• **EXERCISE GOAL**
Repeat the data below exactly, dropping any pictures it holds.

Saved entries
───

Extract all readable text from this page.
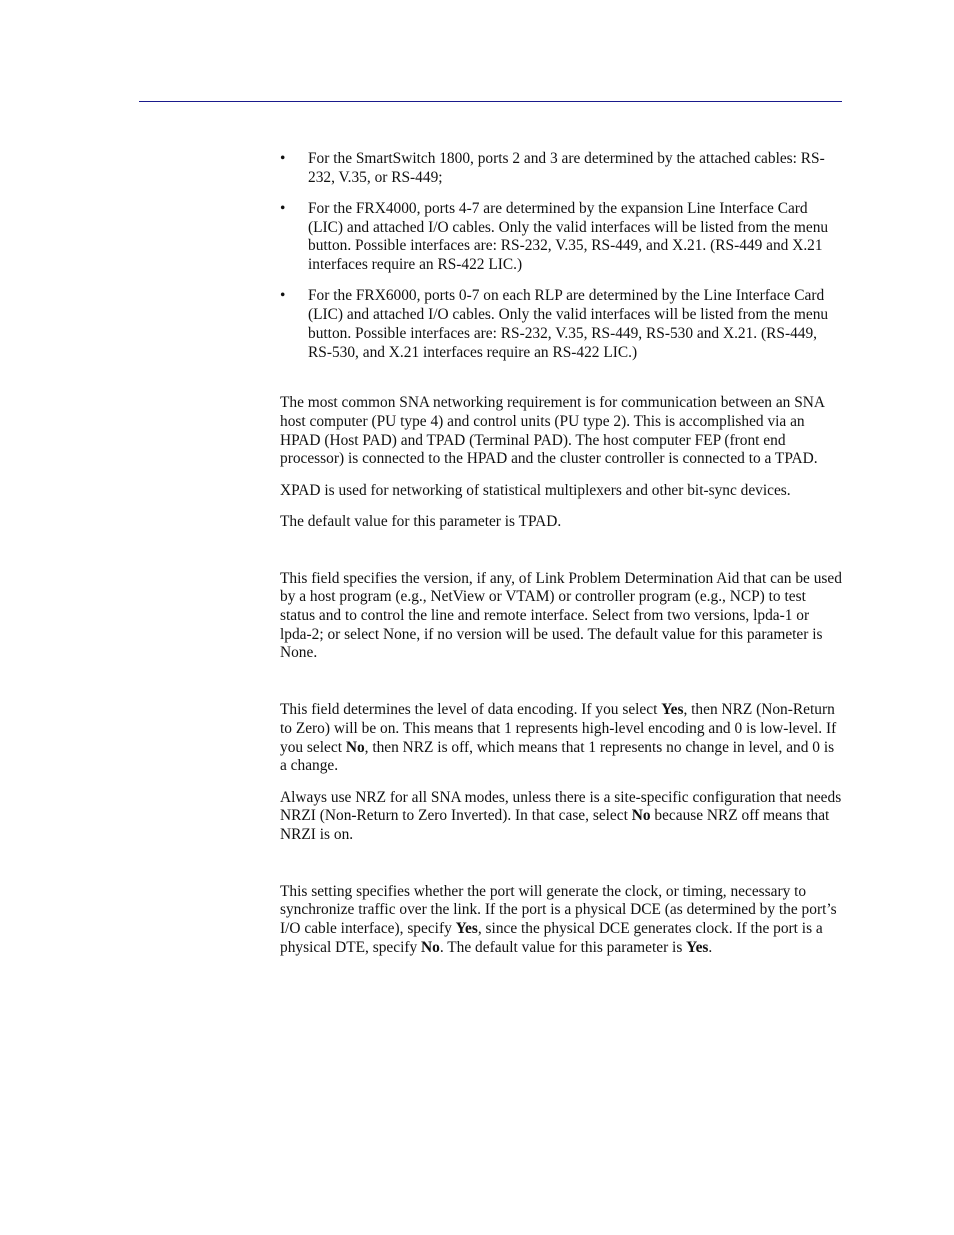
• For the SmartSwitch 1800, ports 2 and 3 are determined by the attached cables: RS-232, V.35, or RS-449;
• For the FRX4000, ports 4-7 are determined by the expansion Line Interface Card (LIC) and attached I/O cables. Only the valid interfaces will be listed from the menu button. Possible interfaces are: RS-232, V.35, RS-449, and X.21. (RS-449 and X.21 interfaces require an RS-422 LIC.)
• For the FRX6000, ports 0-7 on each RLP are determined by the Line Interface Card (LIC) and attached I/O cables. Only the valid interfaces will be listed from the menu button. Possible interfaces are: RS-232, V.35, RS-449, RS-530 and X.21. (RS-449, RS-530, and X.21 interfaces require an RS-422 LIC.)

The most common SNA networking requirement is for communication between an SNA host computer (PU type 4) and control units (PU type 2). This is accomplished via an HPAD (Host PAD) and TPAD (Terminal PAD). The host computer FEP (front end processor) is connected to the HPAD and the cluster controller is connected to a TPAD.

XPAD is used for networking of statistical multiplexers and other bit-sync devices.

The default value for this parameter is TPAD.

This field specifies the version, if any, of Link Problem Determination Aid that can be used by a host program (e.g., NetView or VTAM) or controller program (e.g., NCP) to test status and to control the line and remote interface. Select from two versions, lpda-1 or lpda-2; or select None, if no version will be used. The default value for this parameter is None.

This field determines the level of data encoding. If you select Yes, then NRZ (Non-Return to Zero) will be on. This means that 1 represents high-level encoding and 0 is low-level. If you select No, then NRZ is off, which means that 1 represents no change in level, and 0 is a change.

Always use NRZ for all SNA modes, unless there is a site-specific configuration that needs NRZI (Non-Return to Zero Inverted). In that case, select No because NRZ off means that NRZI is on.

This setting specifies whether the port will generate the clock, or timing, necessary to synchronize traffic over the link. If the port is a physical DCE (as determined by the port’s I/O cable interface), specify Yes, since the physical DCE generates clock. If the port is a physical DTE, specify No. The default value for this parameter is Yes.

───

• **ANSWER**
Extract all readable text from this page.
• For the SmartSwitch 1800, ports 2 and 3 are determined by the attached cables: RS-232, V.35, or RS-449;
• For the FRX4000, ports 4-7 are determined by the expansion Line Interface Card (LIC) and attached I/O cables. Only the valid interfaces will be listed from the menu button. Possible interfaces are: RS-232, V.35, RS-449, and X.21. (RS-449 and X.21 interfaces require an RS-422 LIC.)
• For the FRX6000, ports 0-7 on each RLP are determined by the Line Interface Card (LIC) and attached I/O cables. Only the valid interfaces will be listed from the menu button. Possible interfaces are: RS-232, V.35, RS-449, RS-530 and X.21. (RS-449, RS-530, and X.21 interfaces require an RS-422 LIC.)

The most common SNA networking requirement is for communication between an SNA host computer (PU type 4) and control units (PU type 2). This is accomplished via an HPAD (Host PAD) and TPAD (Terminal PAD). The host computer FEP (front end processor) is connected to the HPAD and the cluster controller is connected to a TPAD.

XPAD is used for networking of statistical multiplexers and other bit-sync devices.

The default value for this parameter is TPAD.

This field specifies the version, if any, of Link Problem Determination Aid that can be used by a host program (e.g., NetView or VTAM) or controller program (e.g., NCP) to test status and to control the line and remote interface. Select from two versions, lpda-1 or lpda-2; or select None, if no version will be used. The default value for this parameter is None.

This field determines the level of data encoding. If you select Yes, then NRZ (Non-Return to Zero) will be on. This means that 1 represents high-level encoding and 0 is low-level. If you select No, then NRZ is off, which means that 1 represents no change in level, and 0 is a change.

Always use NRZ for all SNA modes, unless there is a site-specific configuration that needs NRZI (Non-Return to Zero Inverted). In that case, select No because NRZ off means that NRZI is on.

This setting specifies whether the port will generate the clock, or timing, necessary to synchronize traffic over the link. If the port is a physical DCE (as determined by the port’s I/O cable interface), specify Yes, since the physical DCE generates clock. If the port is a physical DTE, specify No. The default value for this parameter is Yes.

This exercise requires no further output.